**Stated task A**
What dots and lines does the Gibbs sampling passage describe in its sampler cartoon, and what does each one show?
**Stated task B**
According to the Gibbs sampling passage, who described the algorithm in 1984?
**Stated task C**
Carry the Gibbs sampling passage forward from its final sentence.

35  Gibbs sampling - M2L5

Bayesian Statistics: Techniques and Models

An introduction to the Gibbs sampling algorithm for sampling from complex probability distributions.
Monte Carlo Estimation
Keywords

Gibbs sampling, Markov Chain Monte Carlo, Full conditional distributions, Bayesian inference, MCMC, Conditional distributions, Conjugate priors, Normal distribution, Inverse gamma distribution, Scaled inverse chi-square distribution, R programming, Statistical modeling, Bayesian statistics

Gibbs sampling is a Gibbs sampling is named after the physicist Josiah Willard Gibbs, in reference to an analogy between the sampling algorithm and statistical physics. The algorithm was described in (Geman and Geman 1984) by brothers Stuart and Donald Geman, and became popularized in the statistics community for calculating marginal probability distribution, especially the posterior distribution. Gibbs sampling is better suited for sampling from models with many variables by sampling them one at a time from a full conditional distribution.

Gibbs sampler
  • Gibbs sampler cartoon:
    • Each panel (Step 1, Step 2, …, Step K) showd the 1D conditional distribution for a single coordinate (\theta_{k}\mid\theta_{-k},y)
    • The cartoon has a log \pi(\theta_{-k}\mid y) as a reminder of “log posterior thinking.”
    • The red dot on the x-axis is the new sampled value for that co-ordinate
    • The dashed vertical line indicates where we sampled x
    • The dashed horizontal line indicates the corresponding value of the conditional distribution at the new sampled value
    • The red dot on the y-axis is the value of the conditional distribution at the new sampled value
    • I(\cdot) is the information and H(\cdot) is the entropy indicating a way to quantify how much knowing one block of variables reduces uncertainty about the other. This matters because in the Gibbs sampler, the chain often mixes slowly: updating one coordinate doesn’t “forget” the others quickly because the posterior ties them together. So lower mutual information and higher entropy means faster mixing.
    • The big arrow on top indicates the next step of the Gibbs sampler, which is to update the next sweep!
Figure 35.1: Statmath, CC BY-SA 4.0 https://creativecommons.org/licenses/by-sa/4.0, via Wikimedia Commons
TipHow does the Gibbs sampling simplify updating multiple parameters in MCMC?

It divides the process into updating one parameter at a time using (potentially convenient) full conditional distributions. The price we pay for this convenience is

  1. the work required to find full conditional distributions and
  2. the sampler may require more iterations to fully explore the posterior distribution as the draws tend to be more correlated since they share information in the form of parameters.

It is also possible to run a Gibbs sampler that draws from the “full” conditional distribution of multiple parameters. We would then cycle through and update blocks of parameters.

35.0.1 Multiple parameter sampling and full conditional distributions 🎥

Figure 35.2: Multiple parameter sampling and full conditional distributions

So far, we have demonstrated MCMC for a single parameter.

What if we seek the posterior distribution of multiple parameters, and that posterior distribution does not have a standard form?

**Record extracts**

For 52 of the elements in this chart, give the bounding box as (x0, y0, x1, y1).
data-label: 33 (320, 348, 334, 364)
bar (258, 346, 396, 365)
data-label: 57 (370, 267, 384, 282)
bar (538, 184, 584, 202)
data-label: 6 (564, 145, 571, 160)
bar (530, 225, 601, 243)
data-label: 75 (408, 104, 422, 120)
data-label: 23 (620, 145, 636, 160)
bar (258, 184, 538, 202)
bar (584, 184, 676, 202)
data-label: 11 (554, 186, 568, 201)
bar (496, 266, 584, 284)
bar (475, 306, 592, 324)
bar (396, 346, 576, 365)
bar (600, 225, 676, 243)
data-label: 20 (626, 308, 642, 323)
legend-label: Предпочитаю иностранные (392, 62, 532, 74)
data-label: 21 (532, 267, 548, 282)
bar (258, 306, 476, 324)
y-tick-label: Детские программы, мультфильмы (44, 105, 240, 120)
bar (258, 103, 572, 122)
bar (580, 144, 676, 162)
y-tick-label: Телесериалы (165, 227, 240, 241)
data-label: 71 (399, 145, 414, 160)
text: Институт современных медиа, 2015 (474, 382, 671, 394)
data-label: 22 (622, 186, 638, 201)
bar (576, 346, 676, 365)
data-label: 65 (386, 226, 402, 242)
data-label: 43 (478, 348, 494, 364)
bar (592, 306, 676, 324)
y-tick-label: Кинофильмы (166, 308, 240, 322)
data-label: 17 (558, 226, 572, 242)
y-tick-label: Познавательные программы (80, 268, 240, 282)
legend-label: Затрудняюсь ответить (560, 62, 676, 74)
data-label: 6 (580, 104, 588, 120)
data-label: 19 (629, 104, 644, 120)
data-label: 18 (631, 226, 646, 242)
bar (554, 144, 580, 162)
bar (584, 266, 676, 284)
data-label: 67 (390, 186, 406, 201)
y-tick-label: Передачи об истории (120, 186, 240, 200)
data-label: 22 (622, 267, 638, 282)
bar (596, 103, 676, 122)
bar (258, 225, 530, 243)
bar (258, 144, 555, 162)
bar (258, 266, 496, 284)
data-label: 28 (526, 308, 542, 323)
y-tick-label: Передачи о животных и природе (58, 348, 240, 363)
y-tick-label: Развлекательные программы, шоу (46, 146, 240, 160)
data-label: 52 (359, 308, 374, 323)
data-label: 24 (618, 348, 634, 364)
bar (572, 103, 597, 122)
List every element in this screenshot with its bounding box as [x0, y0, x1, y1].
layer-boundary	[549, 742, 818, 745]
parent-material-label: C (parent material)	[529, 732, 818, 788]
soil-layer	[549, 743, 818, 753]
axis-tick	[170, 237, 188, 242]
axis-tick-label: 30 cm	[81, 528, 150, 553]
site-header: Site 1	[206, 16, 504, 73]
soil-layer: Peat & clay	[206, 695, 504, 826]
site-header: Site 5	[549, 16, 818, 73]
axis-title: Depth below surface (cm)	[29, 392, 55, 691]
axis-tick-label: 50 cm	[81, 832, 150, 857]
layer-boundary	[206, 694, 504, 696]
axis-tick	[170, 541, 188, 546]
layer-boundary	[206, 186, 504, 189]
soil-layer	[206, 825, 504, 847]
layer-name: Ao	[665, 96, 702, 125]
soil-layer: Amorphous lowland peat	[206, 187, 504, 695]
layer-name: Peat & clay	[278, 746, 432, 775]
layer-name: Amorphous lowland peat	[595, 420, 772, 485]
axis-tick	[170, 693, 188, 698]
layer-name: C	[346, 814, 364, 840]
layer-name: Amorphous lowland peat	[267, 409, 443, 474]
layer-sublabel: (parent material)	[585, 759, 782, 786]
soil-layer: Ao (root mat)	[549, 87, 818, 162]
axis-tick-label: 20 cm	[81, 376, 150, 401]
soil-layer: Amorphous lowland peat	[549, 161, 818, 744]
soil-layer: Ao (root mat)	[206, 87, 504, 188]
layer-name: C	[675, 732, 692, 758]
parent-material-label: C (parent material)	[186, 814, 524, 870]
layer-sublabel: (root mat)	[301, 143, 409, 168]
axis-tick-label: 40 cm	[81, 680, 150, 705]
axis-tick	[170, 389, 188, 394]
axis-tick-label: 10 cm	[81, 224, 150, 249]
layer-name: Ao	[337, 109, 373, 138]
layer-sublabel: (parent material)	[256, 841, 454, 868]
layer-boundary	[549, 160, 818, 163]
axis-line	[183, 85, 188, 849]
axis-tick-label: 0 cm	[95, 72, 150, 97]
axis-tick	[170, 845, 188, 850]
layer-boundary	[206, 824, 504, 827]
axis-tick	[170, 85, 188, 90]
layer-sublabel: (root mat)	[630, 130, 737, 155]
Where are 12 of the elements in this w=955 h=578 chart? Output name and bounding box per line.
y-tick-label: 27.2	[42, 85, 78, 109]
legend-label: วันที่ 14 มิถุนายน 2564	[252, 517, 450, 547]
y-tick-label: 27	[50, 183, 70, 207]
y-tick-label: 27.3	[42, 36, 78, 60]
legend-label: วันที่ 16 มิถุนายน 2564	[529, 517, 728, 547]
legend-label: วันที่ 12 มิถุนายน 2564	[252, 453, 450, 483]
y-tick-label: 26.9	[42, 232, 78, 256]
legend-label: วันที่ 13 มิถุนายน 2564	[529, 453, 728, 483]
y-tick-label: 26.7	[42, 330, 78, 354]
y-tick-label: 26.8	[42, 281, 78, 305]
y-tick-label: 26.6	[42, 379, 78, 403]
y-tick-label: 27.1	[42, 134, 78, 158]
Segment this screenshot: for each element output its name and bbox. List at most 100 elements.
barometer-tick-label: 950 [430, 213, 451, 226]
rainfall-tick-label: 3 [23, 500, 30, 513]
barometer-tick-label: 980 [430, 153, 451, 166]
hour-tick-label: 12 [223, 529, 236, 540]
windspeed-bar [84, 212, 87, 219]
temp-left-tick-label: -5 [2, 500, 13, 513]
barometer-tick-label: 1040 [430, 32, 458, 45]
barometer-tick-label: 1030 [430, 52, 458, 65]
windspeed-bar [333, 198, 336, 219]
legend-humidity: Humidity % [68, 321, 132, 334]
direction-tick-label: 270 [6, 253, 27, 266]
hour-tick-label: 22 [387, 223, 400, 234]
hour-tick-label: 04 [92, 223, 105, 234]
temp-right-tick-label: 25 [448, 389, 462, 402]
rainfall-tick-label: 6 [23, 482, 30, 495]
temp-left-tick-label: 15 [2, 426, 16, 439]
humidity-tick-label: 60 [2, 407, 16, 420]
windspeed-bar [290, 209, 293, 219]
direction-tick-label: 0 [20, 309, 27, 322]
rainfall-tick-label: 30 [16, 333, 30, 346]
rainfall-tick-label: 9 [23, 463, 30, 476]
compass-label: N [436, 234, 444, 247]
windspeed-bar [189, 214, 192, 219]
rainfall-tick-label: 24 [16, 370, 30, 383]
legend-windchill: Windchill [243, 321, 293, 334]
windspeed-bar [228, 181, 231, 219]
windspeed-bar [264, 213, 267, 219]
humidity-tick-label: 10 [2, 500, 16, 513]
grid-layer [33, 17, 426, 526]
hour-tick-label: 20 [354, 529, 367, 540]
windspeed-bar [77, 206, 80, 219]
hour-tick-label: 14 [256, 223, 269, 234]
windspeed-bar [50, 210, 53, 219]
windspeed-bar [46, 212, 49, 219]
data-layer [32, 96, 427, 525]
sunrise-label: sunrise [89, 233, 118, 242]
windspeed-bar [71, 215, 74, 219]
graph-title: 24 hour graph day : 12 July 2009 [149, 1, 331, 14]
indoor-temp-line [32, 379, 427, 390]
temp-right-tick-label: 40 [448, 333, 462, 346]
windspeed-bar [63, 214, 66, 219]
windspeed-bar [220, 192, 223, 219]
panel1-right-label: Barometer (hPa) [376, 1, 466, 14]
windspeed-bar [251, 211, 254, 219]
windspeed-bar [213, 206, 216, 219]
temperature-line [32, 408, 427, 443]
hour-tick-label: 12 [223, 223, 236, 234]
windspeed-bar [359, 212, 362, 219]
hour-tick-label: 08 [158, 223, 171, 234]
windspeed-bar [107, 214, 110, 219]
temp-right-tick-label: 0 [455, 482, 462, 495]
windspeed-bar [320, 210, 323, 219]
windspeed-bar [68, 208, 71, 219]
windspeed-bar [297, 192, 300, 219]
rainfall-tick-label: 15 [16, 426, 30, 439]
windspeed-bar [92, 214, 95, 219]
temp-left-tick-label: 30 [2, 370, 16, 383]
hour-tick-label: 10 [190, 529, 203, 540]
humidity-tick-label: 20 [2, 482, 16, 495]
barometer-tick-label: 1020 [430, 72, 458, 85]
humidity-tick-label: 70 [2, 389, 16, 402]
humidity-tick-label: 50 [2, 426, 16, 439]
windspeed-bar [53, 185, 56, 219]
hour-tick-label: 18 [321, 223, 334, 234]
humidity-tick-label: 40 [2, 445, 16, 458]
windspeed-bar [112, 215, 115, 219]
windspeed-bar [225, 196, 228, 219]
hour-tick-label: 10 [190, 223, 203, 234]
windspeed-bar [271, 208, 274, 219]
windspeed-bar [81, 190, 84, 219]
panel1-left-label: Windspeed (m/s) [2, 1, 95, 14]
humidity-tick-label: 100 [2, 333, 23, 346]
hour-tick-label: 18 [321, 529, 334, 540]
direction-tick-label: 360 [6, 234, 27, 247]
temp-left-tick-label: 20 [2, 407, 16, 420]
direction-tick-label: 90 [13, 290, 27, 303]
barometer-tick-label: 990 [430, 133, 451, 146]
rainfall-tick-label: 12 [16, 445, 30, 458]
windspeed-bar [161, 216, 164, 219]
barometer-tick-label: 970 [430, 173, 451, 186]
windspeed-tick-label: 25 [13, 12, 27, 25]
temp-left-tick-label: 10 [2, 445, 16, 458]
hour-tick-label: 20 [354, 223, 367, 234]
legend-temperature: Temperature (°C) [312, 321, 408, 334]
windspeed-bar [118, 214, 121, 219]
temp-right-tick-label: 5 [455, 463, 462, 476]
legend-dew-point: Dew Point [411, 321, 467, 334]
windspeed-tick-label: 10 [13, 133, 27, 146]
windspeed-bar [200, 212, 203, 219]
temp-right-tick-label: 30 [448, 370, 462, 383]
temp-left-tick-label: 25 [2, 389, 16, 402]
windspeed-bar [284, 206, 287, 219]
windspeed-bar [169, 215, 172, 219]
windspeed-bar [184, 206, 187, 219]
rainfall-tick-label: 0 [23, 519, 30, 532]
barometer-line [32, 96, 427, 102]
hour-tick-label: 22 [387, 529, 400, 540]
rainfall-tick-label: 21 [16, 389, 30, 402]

**Task output A**
- Red dot on the x-axis: the new sampled value for that coordinate
- Dashed vertical line: where x was sampled
- Dashed horizontal line: the value of the conditional distribution at the new sampled value
- Red dot on the y-axis: the value of the conditional distribution at the new sampled value

**Task output B**
The brothers Stuart and Donald Geman.

**Task output C**
One option is to perform Metropolis-Hastings (M-H) by sampling candidates for all parameters at once, and accepting or rejecting all of those candidates together. While this is possible, it can get complicated.

Another (simpler) option is to sample the parameters one at a time.

As a simple example, suppose we have a joint posterior distribution for two parameters \theta and \phi, written \mathbb{P}r(\theta, \phi \mid y) \propto g(\theta, \phi). If we knew the value of \phi, then we would just draw a candidate for \theta and use g(\theta, \phi) to compute our Metropolis-Hastings ratio, and possibly accept the candidate. Before moving on to the next iteration, if we don’t know \phi, then we can perform a similar update for it. Draw a candidate for \phi using some proposal distribution and again use g(\theta, \phi) to compute our Metropolis-Hastings ratio. Here we pretend we know the value of \theta by substituting its current iteration from the Markov chain. Once we’ve drawn for both \theta and \phi, that completes one iteration and we begin the next iteration by drawing a new \theta. In other words, we’re just going back and forth, updating the parameters one at a time, plugging the current value of the other parameter into g(\theta, \phi).

This idea of one-at-a-time updates is used in what we call Gibbs sampling, which also produces a stationary Markov chain (whose stationary distribution is the posterior). If you recall, this is the namesake of JAGS, “just another Gibbs sampler.”

35.0.2 Full conditional distributions

Before describing the full Gibbs sampling algorithm , there’s one more thing we can do.

Using the chain rule of probability, we have

\mathbb{P}r(\theta, \phi \mid y) = \mathbb{P}r(\theta \mid \phi, y) \cdot \mathbb{P}r(\phi \mid y)

Notice that the only difference between \mathbb{P}r(\theta, \phi \mid y) and \mathbb{P}r(\theta \mid \phi, y) is multiplication by a factor that doesn’t involve \theta. Since the g(\theta, \phi) function above, when viewed as a function of \theta is proportional to both these expressions, we might as well have replaced it with \mathbb{P}r(\theta \mid \phi, y) in our update for \theta.

This distribution \mathbb{P}r(\theta \mid \phi, y) is called the full conditional distribution for \theta.

Full conditional distribution

Why use \mathbb{P}r(\theta \mid \phi, y) instead of g(\theta, \phi)?

In some cases, the full conditional distribution is a standard distribution we know how to sample. If that happens, we no longer need to draw a candidate and decide whether to accept it. In fact, if we treat the full conditional distribution as a candidate proposal distribution, the resulting Metropolis-Hastings acceptance probability becomes exactly 1.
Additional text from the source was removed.